Request:
Retype each record shown below, leaving every character as it is.

Record extracts:
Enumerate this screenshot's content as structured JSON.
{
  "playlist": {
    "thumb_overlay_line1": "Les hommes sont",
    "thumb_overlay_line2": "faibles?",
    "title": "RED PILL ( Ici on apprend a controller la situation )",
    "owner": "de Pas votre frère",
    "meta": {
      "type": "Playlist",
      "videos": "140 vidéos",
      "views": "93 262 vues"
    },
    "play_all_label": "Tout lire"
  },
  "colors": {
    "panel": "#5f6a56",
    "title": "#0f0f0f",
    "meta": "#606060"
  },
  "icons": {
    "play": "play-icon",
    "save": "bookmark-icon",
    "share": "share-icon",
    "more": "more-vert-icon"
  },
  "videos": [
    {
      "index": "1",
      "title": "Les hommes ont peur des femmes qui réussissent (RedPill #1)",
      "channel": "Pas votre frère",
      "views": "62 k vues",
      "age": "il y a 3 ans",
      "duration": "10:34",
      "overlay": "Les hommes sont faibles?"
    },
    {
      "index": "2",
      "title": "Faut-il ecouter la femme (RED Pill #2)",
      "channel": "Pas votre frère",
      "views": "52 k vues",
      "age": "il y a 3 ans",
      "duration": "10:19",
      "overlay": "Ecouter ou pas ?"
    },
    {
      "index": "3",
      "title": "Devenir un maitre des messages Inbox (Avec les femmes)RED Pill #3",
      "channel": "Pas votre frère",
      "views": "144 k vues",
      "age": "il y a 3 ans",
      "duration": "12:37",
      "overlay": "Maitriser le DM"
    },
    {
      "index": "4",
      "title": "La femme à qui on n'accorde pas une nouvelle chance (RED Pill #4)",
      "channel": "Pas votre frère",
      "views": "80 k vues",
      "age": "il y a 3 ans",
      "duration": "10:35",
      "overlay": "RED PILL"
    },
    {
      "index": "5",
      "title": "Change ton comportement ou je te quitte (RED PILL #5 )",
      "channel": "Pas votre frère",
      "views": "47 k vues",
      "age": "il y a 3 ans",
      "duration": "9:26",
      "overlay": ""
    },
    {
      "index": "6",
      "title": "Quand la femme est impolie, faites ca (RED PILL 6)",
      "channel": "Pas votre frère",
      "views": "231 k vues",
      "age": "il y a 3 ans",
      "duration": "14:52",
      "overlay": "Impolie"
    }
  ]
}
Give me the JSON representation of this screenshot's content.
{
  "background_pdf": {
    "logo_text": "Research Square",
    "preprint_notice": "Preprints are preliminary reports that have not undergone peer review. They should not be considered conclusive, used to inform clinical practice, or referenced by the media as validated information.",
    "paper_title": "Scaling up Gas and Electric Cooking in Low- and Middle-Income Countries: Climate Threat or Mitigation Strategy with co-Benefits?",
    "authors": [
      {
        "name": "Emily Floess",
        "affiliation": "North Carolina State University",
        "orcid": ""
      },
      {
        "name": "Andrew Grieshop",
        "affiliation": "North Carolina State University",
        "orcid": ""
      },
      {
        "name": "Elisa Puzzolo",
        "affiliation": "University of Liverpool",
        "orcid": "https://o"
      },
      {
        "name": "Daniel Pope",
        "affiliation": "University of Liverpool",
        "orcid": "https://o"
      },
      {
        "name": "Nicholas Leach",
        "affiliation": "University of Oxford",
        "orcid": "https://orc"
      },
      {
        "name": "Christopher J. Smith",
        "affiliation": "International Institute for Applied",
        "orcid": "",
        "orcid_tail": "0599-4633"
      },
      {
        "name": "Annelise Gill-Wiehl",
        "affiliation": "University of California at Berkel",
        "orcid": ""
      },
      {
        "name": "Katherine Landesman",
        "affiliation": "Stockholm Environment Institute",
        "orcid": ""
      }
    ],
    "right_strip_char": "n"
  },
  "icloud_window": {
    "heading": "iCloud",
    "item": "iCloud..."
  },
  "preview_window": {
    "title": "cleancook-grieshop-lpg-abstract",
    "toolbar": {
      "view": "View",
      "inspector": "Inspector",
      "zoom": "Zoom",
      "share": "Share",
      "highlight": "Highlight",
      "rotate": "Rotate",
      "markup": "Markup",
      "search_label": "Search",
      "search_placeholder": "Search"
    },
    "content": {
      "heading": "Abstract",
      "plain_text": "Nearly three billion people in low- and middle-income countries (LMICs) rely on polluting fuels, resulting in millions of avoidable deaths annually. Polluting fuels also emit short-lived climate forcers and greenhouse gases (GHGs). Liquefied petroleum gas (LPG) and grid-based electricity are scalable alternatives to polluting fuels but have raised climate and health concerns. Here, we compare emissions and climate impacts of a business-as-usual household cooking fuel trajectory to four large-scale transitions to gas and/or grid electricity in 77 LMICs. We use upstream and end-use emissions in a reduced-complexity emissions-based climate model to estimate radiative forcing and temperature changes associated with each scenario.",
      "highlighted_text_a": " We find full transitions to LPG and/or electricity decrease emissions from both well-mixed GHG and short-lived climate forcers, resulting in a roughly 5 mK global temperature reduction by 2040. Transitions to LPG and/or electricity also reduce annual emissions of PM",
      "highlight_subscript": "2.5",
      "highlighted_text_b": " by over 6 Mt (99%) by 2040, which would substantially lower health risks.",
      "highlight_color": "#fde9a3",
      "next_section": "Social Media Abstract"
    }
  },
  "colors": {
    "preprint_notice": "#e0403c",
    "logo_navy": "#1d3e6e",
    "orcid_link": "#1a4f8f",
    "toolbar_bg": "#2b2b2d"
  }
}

Answer:
Enumerate this screenshot's content as structured JSON.
{
  "playlist": {
    "thumb_overlay_line1": "Les hommes sont",
    "thumb_overlay_line2": "faibles?",
    "title": "RED PILL ( Ici on apprend a controller la situation )",
    "owner": "de Pas votre frère",
    "meta": {
      "type": "Playlist",
      "videos": "140 vidéos",
      "views": "93 262 vues"
    },
    "play_all_label": "Tout lire"
  },
  "colors": {
    "panel": "#5f6a56",
    "title": "#0f0f0f",
    "meta": "#606060"
  },
  "icons": {
    "play": "play-icon",
    "save": "bookmark-icon",
    "share": "share-icon",
    "more": "more-vert-icon"
  },
  "videos": [
    {
      "index": "1",
      "title": "Les hommes ont peur des femmes qui réussissent (RedPill #1)",
      "channel": "Pas votre frère",
      "views": "62 k vues",
      "age": "il y a 3 ans",
      "duration": "10:34",
      "overlay": "Les hommes sont faibles?"
    },
    {
      "index": "2",
      "title": "Faut-il ecouter la femme (RED Pill #2)",
      "channel": "Pas votre frère",
      "views": "52 k vues",
      "age": "il y a 3 ans",
      "duration": "10:19",
      "overlay": "Ecouter ou pas ?"
    },
    {
      "index": "3",
      "title": "Devenir un maitre des messages Inbox (Avec les femmes)RED Pill #3",
      "channel": "Pas votre frère",
      "views": "144 k vues",
      "age": "il y a 3 ans",
      "duration": "12:37",
      "overlay": "Maitriser le DM"
    },
    {
      "index": "4",
      "title": "La femme à qui on n'accorde pas une nouvelle chance (RED Pill #4)",
      "channel": "Pas votre frère",
      "views": "80 k vues",
      "age": "il y a 3 ans",
      "duration": "10:35",
      "overlay": "RED PILL"
    },
    {
      "index": "5",
      "title": "Change ton comportement ou je te quitte (RED PILL #5 )",
      "channel": "Pas votre frère",
      "views": "47 k vues",
      "age": "il y a 3 ans",
      "duration": "9:26",
      "overlay": ""
    },
    {
      "index": "6",
      "title": "Quand la femme est impolie, faites ca (RED PILL 6)",
      "channel": "Pas votre frère",
      "views": "231 k vues",
      "age": "il y a 3 ans",
      "duration": "14:52",
      "overlay": "Impolie"
    }
  ]
}
Give me the JSON representation of this screenshot's content.
{
  "background_pdf": {
    "logo_text": "Research Square",
    "preprint_notice": "Preprints are preliminary reports that have not undergone peer review. They should not be considered conclusive, used to inform clinical practice, or referenced by the media as validated information.",
    "paper_title": "Scaling up Gas and Electric Cooking in Low- and Middle-Income Countries: Climate Threat or Mitigation Strategy with co-Benefits?",
    "authors": [
      {
        "name": "Emily Floess",
        "affiliation": "North Carolina State University",
        "orcid": ""
      },
      {
        "name": "Andrew Grieshop",
        "affiliation": "North Carolina State University",
        "orcid": ""
      },
      {
        "name": "Elisa Puzzolo",
        "affiliation": "University of Liverpool",
        "orcid": "https://o"
      },
      {
        "name": "Daniel Pope",
        "affiliation": "University of Liverpool",
        "orcid": "https://o"
      },
      {
        "name": "Nicholas Leach",
        "affiliation": "University of Oxford",
        "orcid": "https://orc"
      },
      {
        "name": "Christopher J. Smith",
        "affiliation": "International Institute for Applied",
        "orcid": "",
        "orcid_tail": "0599-4633"
      },
      {
        "name": "Annelise Gill-Wiehl",
        "affiliation": "University of California at Berkel",
        "orcid": ""
      },
      {
        "name": "Katherine Landesman",
        "affiliation": "Stockholm Environment Institute",
        "orcid": ""
      }
    ],
    "right_strip_char": "n"
  },
  "icloud_window": {
    "heading": "iCloud",
    "item": "iCloud..."
  },
  "preview_window": {
    "title": "cleancook-grieshop-lpg-abstract",
    "toolbar": {
      "view": "View",
      "inspector": "Inspector",
      "zoom": "Zoom",
      "share": "Share",
      "highlight": "Highlight",
      "rotate": "Rotate",
      "markup": "Markup",
      "search_label": "Search",
      "search_placeholder": "Search"
    },
    "content": {
      "heading": "Abstract",
      "plain_text": "Nearly three billion people in low- and middle-income countries (LMICs) rely on polluting fuels, resulting in millions of avoidable deaths annually. Polluting fuels also emit short-lived climate forcers and greenhouse gases (GHGs). Liquefied petroleum gas (LPG) and grid-based electricity are scalable alternatives to polluting fuels but have raised climate and health concerns. Here, we compare emissions and climate impacts of a business-as-usual household cooking fuel trajectory to four large-scale transitions to gas and/or grid electricity in 77 LMICs. We use upstream and end-use emissions in a reduced-complexity emissions-based climate model to estimate radiative forcing and temperature changes associated with each scenario.",
      "highlighted_text_a": " We find full transitions to LPG and/or electricity decrease emissions from both well-mixed GHG and short-lived climate forcers, resulting in a roughly 5 mK global temperature reduction by 2040. Transitions to LPG and/or electricity also reduce annual emissions of PM",
      "highlight_subscript": "2.5",
      "highlighted_text_b": " by over 6 Mt (99%) by 2040, which would substantially lower health risks.",
      "highlight_color": "#fde9a3",
      "next_section": "Social Media Abstract"
    }
  },
  "colors": {
    "preprint_notice": "#e0403c",
    "logo_navy": "#1d3e6e",
    "orcid_link": "#1a4f8f",
    "toolbar_bg": "#2b2b2d"
  }
}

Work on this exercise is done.